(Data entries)
^^^^^^^^

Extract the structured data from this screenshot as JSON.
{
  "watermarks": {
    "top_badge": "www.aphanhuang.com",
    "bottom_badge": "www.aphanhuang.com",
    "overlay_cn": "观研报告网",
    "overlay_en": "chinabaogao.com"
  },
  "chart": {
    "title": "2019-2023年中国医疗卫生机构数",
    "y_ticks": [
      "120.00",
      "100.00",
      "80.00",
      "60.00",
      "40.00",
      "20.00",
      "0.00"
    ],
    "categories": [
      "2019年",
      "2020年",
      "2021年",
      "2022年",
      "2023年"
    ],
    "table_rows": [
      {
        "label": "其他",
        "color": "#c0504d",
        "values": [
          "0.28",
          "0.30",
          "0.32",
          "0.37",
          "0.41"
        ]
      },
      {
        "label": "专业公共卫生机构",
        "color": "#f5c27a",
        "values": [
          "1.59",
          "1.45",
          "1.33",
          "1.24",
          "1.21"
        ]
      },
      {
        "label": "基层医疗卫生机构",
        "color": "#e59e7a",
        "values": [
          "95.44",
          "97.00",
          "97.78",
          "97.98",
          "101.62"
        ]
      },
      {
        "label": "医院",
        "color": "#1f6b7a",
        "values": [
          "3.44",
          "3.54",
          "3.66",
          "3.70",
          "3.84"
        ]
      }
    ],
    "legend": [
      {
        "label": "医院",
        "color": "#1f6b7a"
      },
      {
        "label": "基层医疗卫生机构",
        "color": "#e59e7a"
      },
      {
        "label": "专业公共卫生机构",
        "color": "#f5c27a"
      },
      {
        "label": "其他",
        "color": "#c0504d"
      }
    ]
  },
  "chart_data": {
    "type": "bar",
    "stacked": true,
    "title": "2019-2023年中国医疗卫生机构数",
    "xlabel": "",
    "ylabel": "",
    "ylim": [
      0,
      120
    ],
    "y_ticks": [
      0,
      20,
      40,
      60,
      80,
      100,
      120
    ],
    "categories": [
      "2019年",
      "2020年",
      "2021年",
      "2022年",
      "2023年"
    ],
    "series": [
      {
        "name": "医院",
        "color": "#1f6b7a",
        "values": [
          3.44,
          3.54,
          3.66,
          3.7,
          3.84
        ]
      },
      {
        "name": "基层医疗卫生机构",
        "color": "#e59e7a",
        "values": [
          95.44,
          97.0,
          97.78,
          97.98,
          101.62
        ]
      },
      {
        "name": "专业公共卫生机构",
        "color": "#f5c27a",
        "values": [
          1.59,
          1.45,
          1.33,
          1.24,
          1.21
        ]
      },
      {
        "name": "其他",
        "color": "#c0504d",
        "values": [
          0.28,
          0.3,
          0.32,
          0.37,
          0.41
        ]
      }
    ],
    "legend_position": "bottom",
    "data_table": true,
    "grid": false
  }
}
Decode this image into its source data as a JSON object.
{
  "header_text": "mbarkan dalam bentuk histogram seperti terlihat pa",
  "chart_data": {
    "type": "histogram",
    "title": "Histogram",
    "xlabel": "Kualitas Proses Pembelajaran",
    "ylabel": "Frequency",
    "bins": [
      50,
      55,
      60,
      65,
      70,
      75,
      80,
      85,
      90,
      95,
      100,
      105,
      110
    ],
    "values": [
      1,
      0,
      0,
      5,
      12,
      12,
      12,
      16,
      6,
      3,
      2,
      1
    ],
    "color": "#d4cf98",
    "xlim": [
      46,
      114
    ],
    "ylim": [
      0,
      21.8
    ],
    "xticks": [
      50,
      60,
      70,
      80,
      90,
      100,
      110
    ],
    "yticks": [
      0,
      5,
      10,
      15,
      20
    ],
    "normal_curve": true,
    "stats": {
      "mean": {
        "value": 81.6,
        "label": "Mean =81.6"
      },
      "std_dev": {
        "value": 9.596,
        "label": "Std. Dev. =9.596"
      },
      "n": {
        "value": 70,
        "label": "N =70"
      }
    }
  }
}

^^^^^^^^

### What to produce
Return the material exactly as it stands.

### Response
Extract the structured data from this screenshot as JSON.
{
  "watermarks": {
    "top_badge": "www.aphanhuang.com",
    "bottom_badge": "www.aphanhuang.com",
    "overlay_cn": "观研报告网",
    "overlay_en": "chinabaogao.com"
  },
  "chart": {
    "title": "2019-2023年中国医疗卫生机构数",
    "y_ticks": [
      "120.00",
      "100.00",
      "80.00",
      "60.00",
      "40.00",
      "20.00",
      "0.00"
    ],
    "categories": [
      "2019年",
      "2020年",
      "2021年",
      "2022年",
      "2023年"
    ],
    "table_rows": [
      {
        "label": "其他",
        "color": "#c0504d",
        "values": [
          "0.28",
          "0.30",
          "0.32",
          "0.37",
          "0.41"
        ]
      },
      {
        "label": "专业公共卫生机构",
        "color": "#f5c27a",
        "values": [
          "1.59",
          "1.45",
          "1.33",
          "1.24",
          "1.21"
        ]
      },
      {
        "label": "基层医疗卫生机构",
        "color": "#e59e7a",
        "values": [
          "95.44",
          "97.00",
          "97.78",
          "97.98",
          "101.62"
        ]
      },
      {
        "label": "医院",
        "color": "#1f6b7a",
        "values": [
          "3.44",
          "3.54",
          "3.66",
          "3.70",
          "3.84"
        ]
      }
    ],
    "legend": [
      {
        "label": "医院",
        "color": "#1f6b7a"
      },
      {
        "label": "基层医疗卫生机构",
        "color": "#e59e7a"
      },
      {
        "label": "专业公共卫生机构",
        "color": "#f5c27a"
      },
      {
        "label": "其他",
        "color": "#c0504d"
      }
    ]
  },
  "chart_data": {
    "type": "bar",
    "stacked": true,
    "title": "2019-2023年中国医疗卫生机构数",
    "xlabel": "",
    "ylabel": "",
    "ylim": [
      0,
      120
    ],
    "y_ticks": [
      0,
      20,
      40,
      60,
      80,
      100,
      120
    ],
    "categories": [
      "2019年",
      "2020年",
      "2021年",
      "2022年",
      "2023年"
    ],
    "series": [
      {
        "name": "医院",
        "color": "#1f6b7a",
        "values": [
          3.44,
          3.54,
          3.66,
          3.7,
          3.84
        ]
      },
      {
        "name": "基层医疗卫生机构",
        "color": "#e59e7a",
        "values": [
          95.44,
          97.0,
          97.78,
          97.98,
          101.62
        ]
      },
      {
        "name": "专业公共卫生机构",
        "color": "#f5c27a",
        "values": [
          1.59,
          1.45,
          1.33,
          1.24,
          1.21
        ]
      },
      {
        "name": "其他",
        "color": "#c0504d",
        "values": [
          0.28,
          0.3,
          0.32,
          0.37,
          0.41
        ]
      }
    ],
    "legend_position": "bottom",
    "data_table": true,
    "grid": false
  }
}
Decode this image into its source data as a JSON object.
{
  "header_text": "mbarkan dalam bentuk histogram seperti terlihat pa",
  "chart_data": {
    "type": "histogram",
    "title": "Histogram",
    "xlabel": "Kualitas Proses Pembelajaran",
    "ylabel": "Frequency",
    "bins": [
      50,
      55,
      60,
      65,
      70,
      75,
      80,
      85,
      90,
      95,
      100,
      105,
      110
    ],
    "values": [
      1,
      0,
      0,
      5,
      12,
      12,
      12,
      16,
      6,
      3,
      2,
      1
    ],
    "color": "#d4cf98",
    "xlim": [
      46,
      114
    ],
    "ylim": [
      0,
      21.8
    ],
    "xticks": [
      50,
      60,
      70,
      80,
      90,
      100,
      110
    ],
    "yticks": [
      0,
      5,
      10,
      15,
      20
    ],
    "normal_curve": true,
    "stats": {
      "mean": {
        "value": 81.6,
        "label": "Mean =81.6"
      },
      "std_dev": {
        "value": 9.596,
        "label": "Std. Dev. =9.596"
      },
      "n": {
        "value": 70,
        "label": "N =70"
      }
    }
  }
}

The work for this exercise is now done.